> DIRECTION: Write out all the lines again, precisely as they stand, but without the images.

Excerpt from a dataset
——————

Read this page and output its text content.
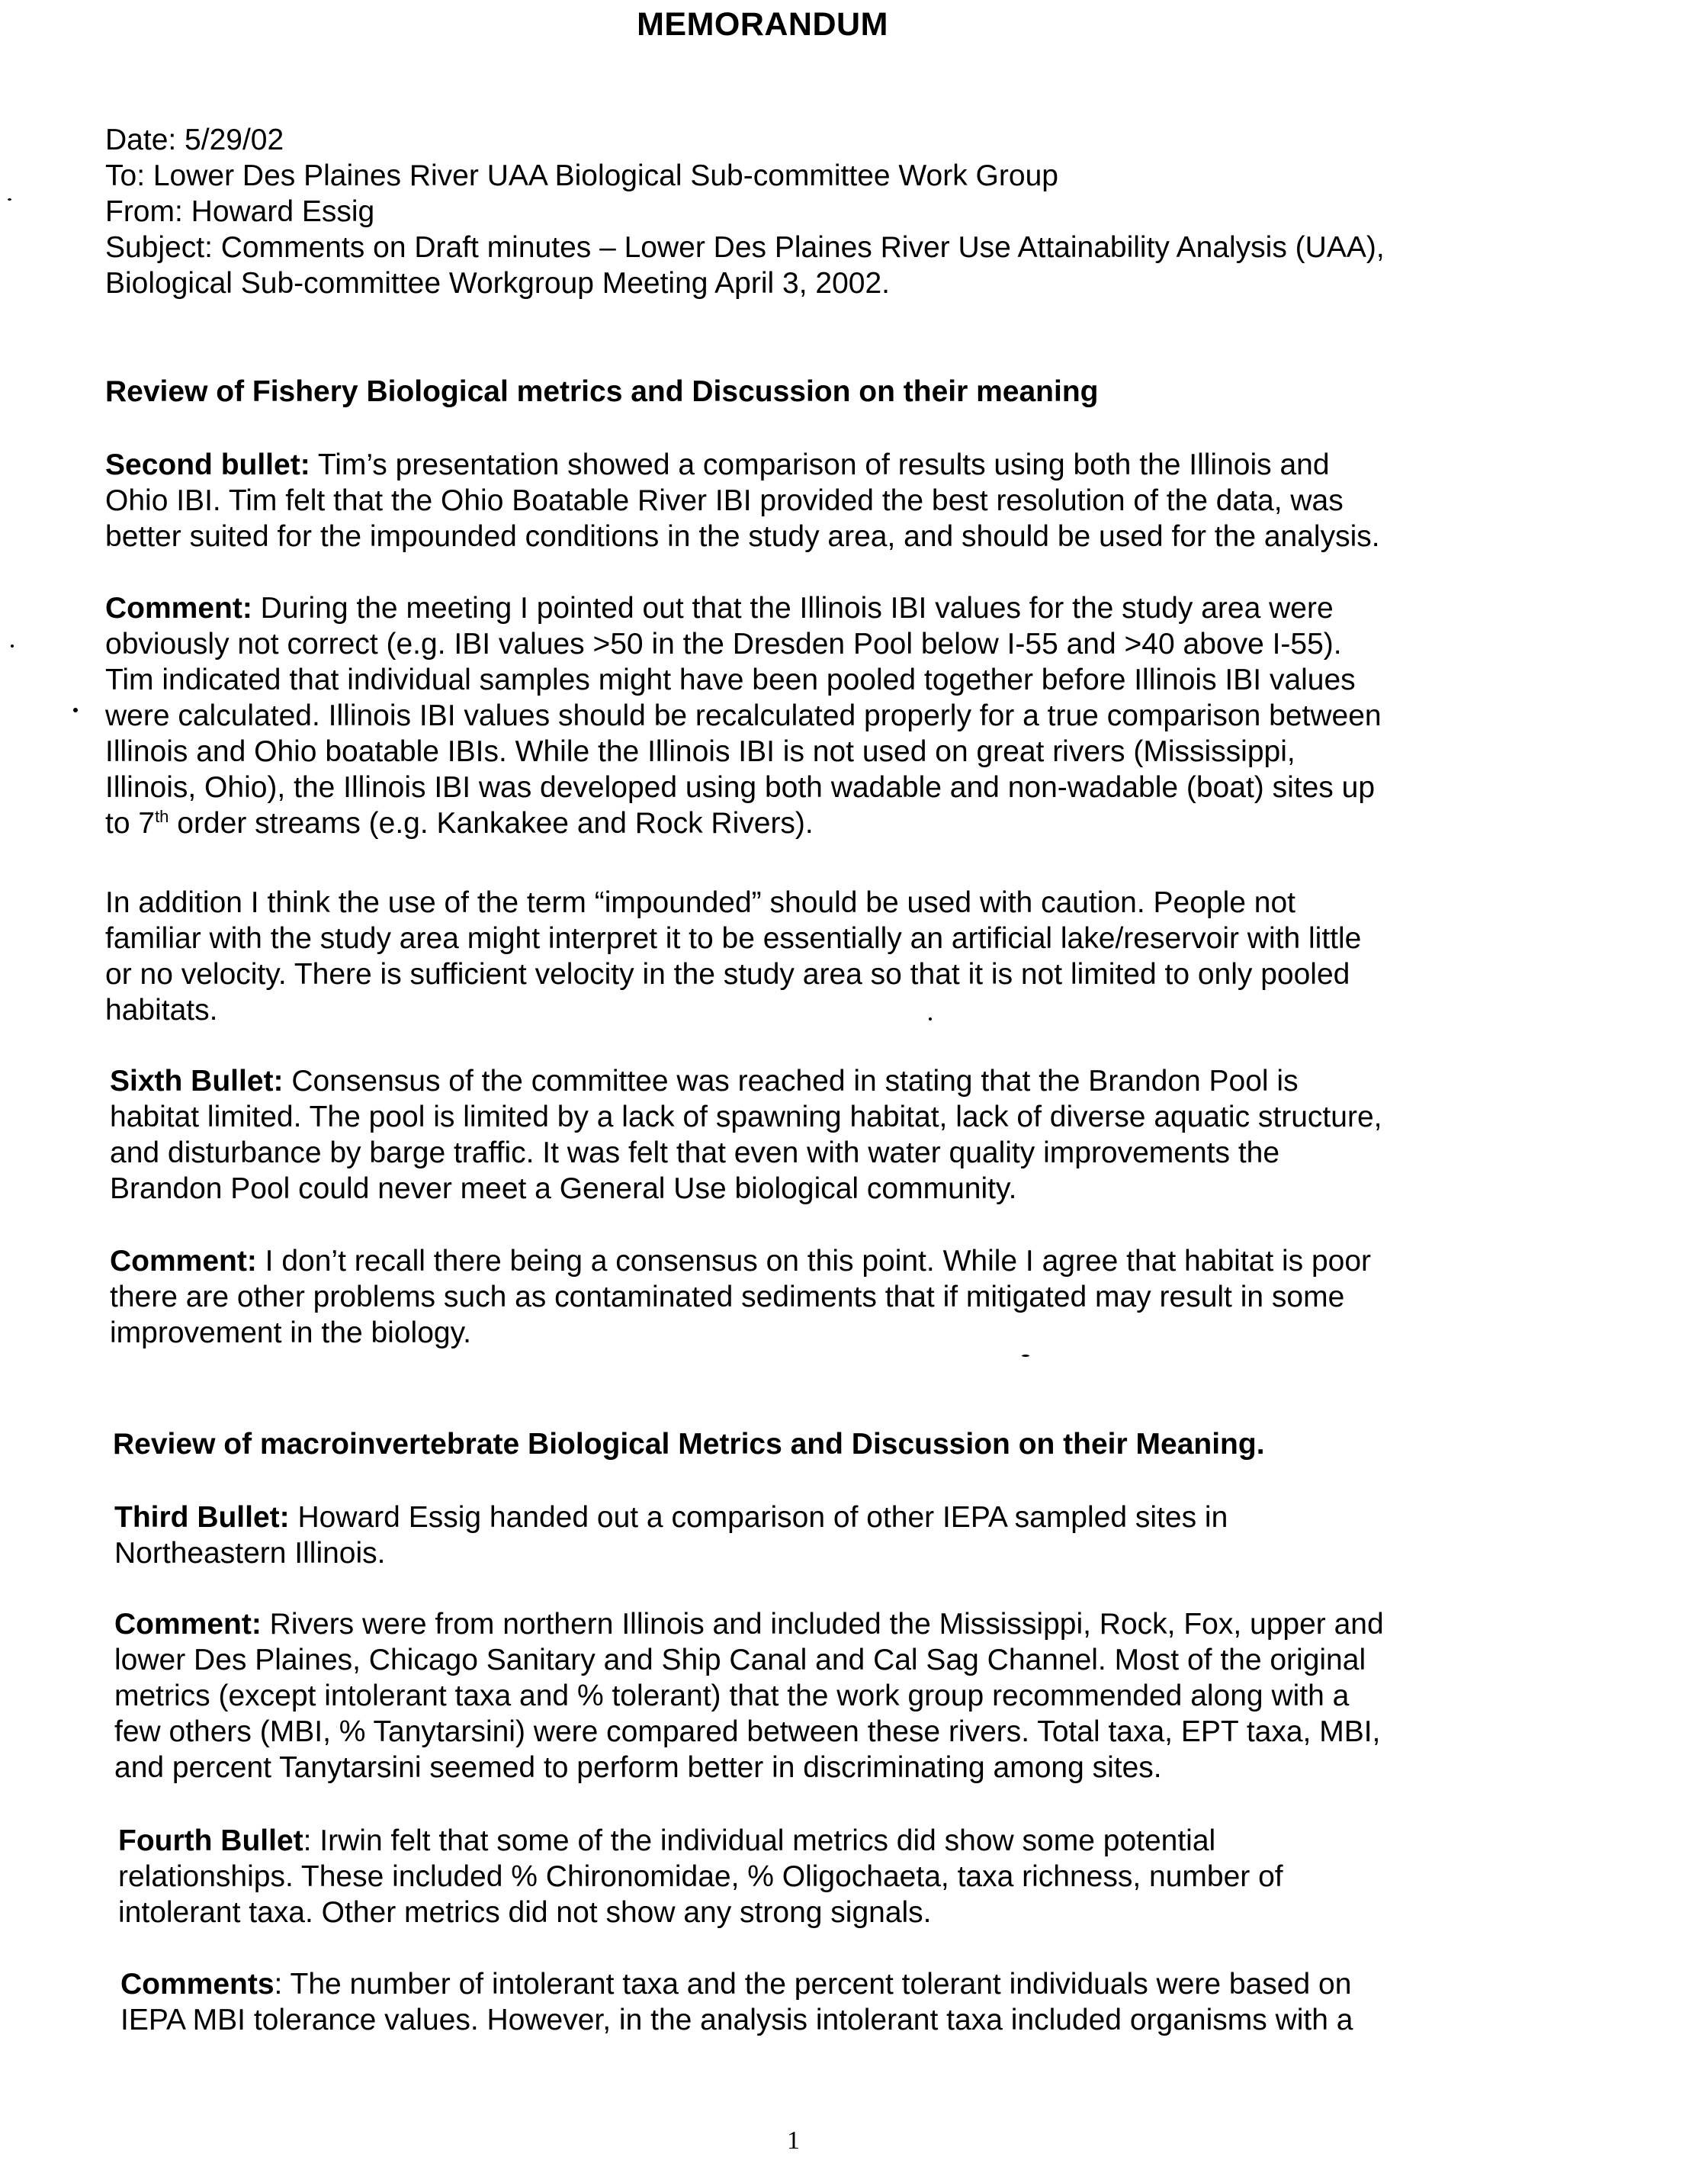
MEMORANDUM
Date: 5/29/02
To: Lower Des Plaines River UAA Biological Sub-committee Work Group
From: Howard Essig
Subject: Comments on Draft minutes – Lower Des Plaines River Use Attainability Analysis (UAA),
Biological Sub-committee Workgroup Meeting April 3, 2002.
Review of Fishery Biological metrics and Discussion on their meaning
Second bullet: Tim’s presentation showed a comparison of results using both the Illinois and
Ohio IBI. Tim felt that the Ohio Boatable River IBI provided the best resolution of the data, was
better suited for the impounded conditions in the study area, and should be used for the analysis.
Comment: During the meeting I pointed out that the Illinois IBI values for the study area were
obviously not correct (e.g. IBI values >50 in the Dresden Pool below I-55 and >40 above I-55).
Tim indicated that individual samples might have been pooled together before Illinois IBI values
were calculated. Illinois IBI values should be recalculated properly for a true comparison between
Illinois and Ohio boatable IBIs. While the Illinois IBI is not used on great rivers (Mississippi,
Illinois, Ohio), the Illinois IBI was developed using both wadable and non-wadable (boat) sites up
to 7th order streams (e.g. Kankakee and Rock Rivers).
In addition I think the use of the term “impounded” should be used with caution. People not
familiar with the study area might interpret it to be essentially an artificial lake/reservoir with little
or no velocity. There is sufficient velocity in the study area so that it is not limited to only pooled
habitats.
Sixth Bullet: Consensus of the committee was reached in stating that the Brandon Pool is
habitat limited. The pool is limited by a lack of spawning habitat, lack of diverse aquatic structure,
and disturbance by barge traffic. It was felt that even with water quality improvements the
Brandon Pool could never meet a General Use biological community.
Comment: I don’t recall there being a consensus on this point. While I agree that habitat is poor
there are other problems such as contaminated sediments that if mitigated may result in some
improvement in the biology.
Review of macroinvertebrate Biological Metrics and Discussion on their Meaning.
Third Bullet: Howard Essig handed out a comparison of other IEPA sampled sites in
Northeastern Illinois.
Comment: Rivers were from northern Illinois and included the Mississippi, Rock, Fox, upper and
lower Des Plaines, Chicago Sanitary and Ship Canal and Cal Sag Channel. Most of the original
metrics (except intolerant taxa and % tolerant) that the work group recommended along with a
few others (MBI, % Tanytarsini) were compared between these rivers. Total taxa, EPT taxa, MBI,
and percent Tanytarsini seemed to perform better in discriminating among sites.
Fourth Bullet: Irwin felt that some of the individual metrics did show some potential
relationships. These included % Chironomidae, % Oligochaeta, taxa richness, number of
intolerant taxa. Other metrics did not show any strong signals.
Comments: The number of intolerant taxa and the percent tolerant individuals were based on
IEPA MBI tolerance values. However, in the analysis intolerant taxa included organisms with a
1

——————

> EXERCISE RESPONSE:
Read this page and output its text content.
MEMORANDUM
Date: 5/29/02
To: Lower Des Plaines River UAA Biological Sub-committee Work Group
From: Howard Essig
Subject: Comments on Draft minutes – Lower Des Plaines River Use Attainability Analysis (UAA),
Biological Sub-committee Workgroup Meeting April 3, 2002.
Review of Fishery Biological metrics and Discussion on their meaning
Second bullet: Tim’s presentation showed a comparison of results using both the Illinois and
Ohio IBI. Tim felt that the Ohio Boatable River IBI provided the best resolution of the data, was
better suited for the impounded conditions in the study area, and should be used for the analysis.
Comment: During the meeting I pointed out that the Illinois IBI values for the study area were
obviously not correct (e.g. IBI values >50 in the Dresden Pool below I-55 and >40 above I-55).
Tim indicated that individual samples might have been pooled together before Illinois IBI values
were calculated. Illinois IBI values should be recalculated properly for a true comparison between
Illinois and Ohio boatable IBIs. While the Illinois IBI is not used on great rivers (Mississippi,
Illinois, Ohio), the Illinois IBI was developed using both wadable and non-wadable (boat) sites up
to 7th order streams (e.g. Kankakee and Rock Rivers).
In addition I think the use of the term “impounded” should be used with caution. People not
familiar with the study area might interpret it to be essentially an artificial lake/reservoir with little
or no velocity. There is sufficient velocity in the study area so that it is not limited to only pooled
habitats.
Sixth Bullet: Consensus of the committee was reached in stating that the Brandon Pool is
habitat limited. The pool is limited by a lack of spawning habitat, lack of diverse aquatic structure,
and disturbance by barge traffic. It was felt that even with water quality improvements the
Brandon Pool could never meet a General Use biological community.
Comment: I don’t recall there being a consensus on this point. While I agree that habitat is poor
there are other problems such as contaminated sediments that if mitigated may result in some
improvement in the biology.
Review of macroinvertebrate Biological Metrics and Discussion on their Meaning.
Third Bullet: Howard Essig handed out a comparison of other IEPA sampled sites in
Northeastern Illinois.
Comment: Rivers were from northern Illinois and included the Mississippi, Rock, Fox, upper and
lower Des Plaines, Chicago Sanitary and Ship Canal and Cal Sag Channel. Most of the original
metrics (except intolerant taxa and % tolerant) that the work group recommended along with a
few others (MBI, % Tanytarsini) were compared between these rivers. Total taxa, EPT taxa, MBI,
and percent Tanytarsini seemed to perform better in discriminating among sites.
Fourth Bullet: Irwin felt that some of the individual metrics did show some potential
relationships. These included % Chironomidae, % Oligochaeta, taxa richness, number of
intolerant taxa. Other metrics did not show any strong signals.
Comments: The number of intolerant taxa and the percent tolerant individuals were based on
IEPA MBI tolerance values. However, in the analysis intolerant taxa included organisms with a
1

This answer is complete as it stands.